------ Given data ------
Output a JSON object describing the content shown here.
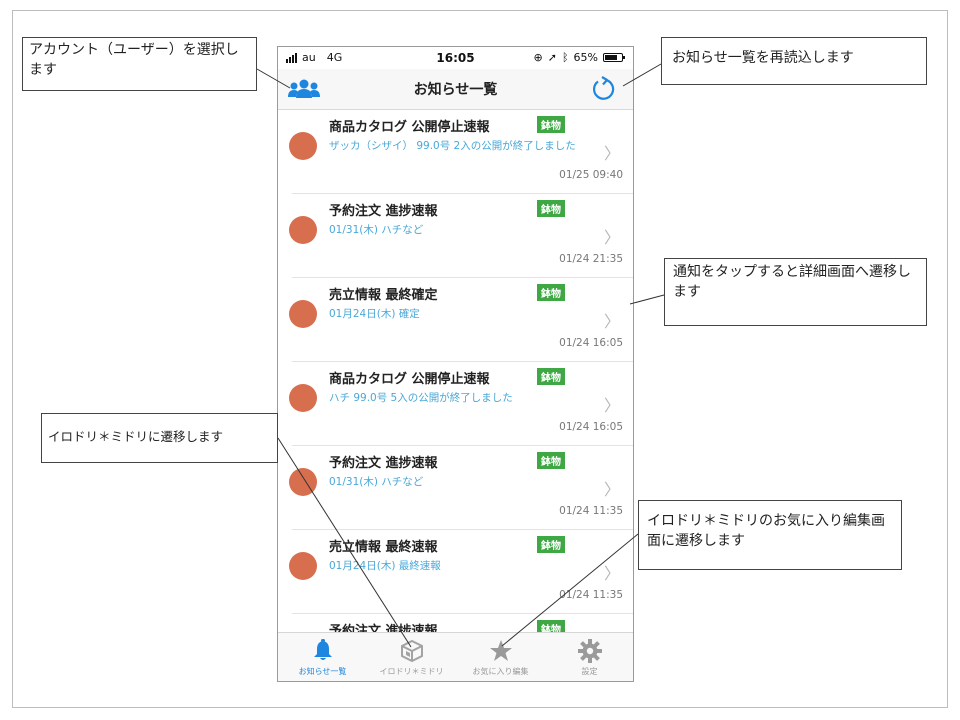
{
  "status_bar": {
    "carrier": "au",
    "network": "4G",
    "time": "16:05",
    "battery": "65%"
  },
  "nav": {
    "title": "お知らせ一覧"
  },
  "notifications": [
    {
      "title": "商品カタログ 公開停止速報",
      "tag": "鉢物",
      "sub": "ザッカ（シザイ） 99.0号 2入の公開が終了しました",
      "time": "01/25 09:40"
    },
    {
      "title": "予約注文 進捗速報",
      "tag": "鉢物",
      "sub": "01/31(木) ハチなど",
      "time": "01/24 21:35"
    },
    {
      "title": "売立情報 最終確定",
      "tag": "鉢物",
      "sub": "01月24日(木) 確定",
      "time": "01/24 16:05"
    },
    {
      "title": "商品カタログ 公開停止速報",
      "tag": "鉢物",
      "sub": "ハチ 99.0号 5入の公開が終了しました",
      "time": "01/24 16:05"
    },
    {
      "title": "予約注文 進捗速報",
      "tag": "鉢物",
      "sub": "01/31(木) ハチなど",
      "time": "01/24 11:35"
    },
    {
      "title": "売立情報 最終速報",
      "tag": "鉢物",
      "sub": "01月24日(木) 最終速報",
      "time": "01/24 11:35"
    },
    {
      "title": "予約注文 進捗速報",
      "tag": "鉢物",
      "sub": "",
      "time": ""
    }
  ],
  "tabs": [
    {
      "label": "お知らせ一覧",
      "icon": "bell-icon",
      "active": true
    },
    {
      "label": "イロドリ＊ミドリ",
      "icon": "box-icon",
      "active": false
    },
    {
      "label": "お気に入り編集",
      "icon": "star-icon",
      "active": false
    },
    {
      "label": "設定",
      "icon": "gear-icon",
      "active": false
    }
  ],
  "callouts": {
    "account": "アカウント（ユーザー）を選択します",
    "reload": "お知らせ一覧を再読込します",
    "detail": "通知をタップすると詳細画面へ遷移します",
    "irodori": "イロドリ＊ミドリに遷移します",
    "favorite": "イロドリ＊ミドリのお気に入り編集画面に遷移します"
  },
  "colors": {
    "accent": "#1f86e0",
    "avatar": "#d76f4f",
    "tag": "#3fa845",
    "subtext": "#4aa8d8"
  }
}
------
Directions
Print the entries above exactly, taking out only the pictures.

Task output
Output a JSON object describing the content shown here.
{
  "status_bar": {
    "carrier": "au",
    "network": "4G",
    "time": "16:05",
    "battery": "65%"
  },
  "nav": {
    "title": "お知らせ一覧"
  },
  "notifications": [
    {
      "title": "商品カタログ 公開停止速報",
      "tag": "鉢物",
      "sub": "ザッカ（シザイ） 99.0号 2入の公開が終了しました",
      "time": "01/25 09:40"
    },
    {
      "title": "予約注文 進捗速報",
      "tag": "鉢物",
      "sub": "01/31(木) ハチなど",
      "time": "01/24 21:35"
    },
    {
      "title": "売立情報 最終確定",
      "tag": "鉢物",
      "sub": "01月24日(木) 確定",
      "time": "01/24 16:05"
    },
    {
      "title": "商品カタログ 公開停止速報",
      "tag": "鉢物",
      "sub": "ハチ 99.0号 5入の公開が終了しました",
      "time": "01/24 16:05"
    },
    {
      "title": "予約注文 進捗速報",
      "tag": "鉢物",
      "sub": "01/31(木) ハチなど",
      "time": "01/24 11:35"
    },
    {
      "title": "売立情報 最終速報",
      "tag": "鉢物",
      "sub": "01月24日(木) 最終速報",
      "time": "01/24 11:35"
    },
    {
      "title": "予約注文 進捗速報",
      "tag": "鉢物",
      "sub": "",
      "time": ""
    }
  ],
  "tabs": [
    {
      "label": "お知らせ一覧",
      "icon": "bell-icon",
      "active": true
    },
    {
      "label": "イロドリ＊ミドリ",
      "icon": "box-icon",
      "active": false
    },
    {
      "label": "お気に入り編集",
      "icon": "star-icon",
      "active": false
    },
    {
      "label": "設定",
      "icon": "gear-icon",
      "active": false
    }
  ],
  "callouts": {
    "account": "アカウント（ユーザー）を選択します",
    "reload": "お知らせ一覧を再読込します",
    "detail": "通知をタップすると詳細画面へ遷移します",
    "irodori": "イロドリ＊ミドリに遷移します",
    "favorite": "イロドリ＊ミドリのお気に入り編集画面に遷移します"
  },
  "colors": {
    "accent": "#1f86e0",
    "avatar": "#d76f4f",
    "tag": "#3fa845",
    "subtext": "#4aa8d8"
  }
}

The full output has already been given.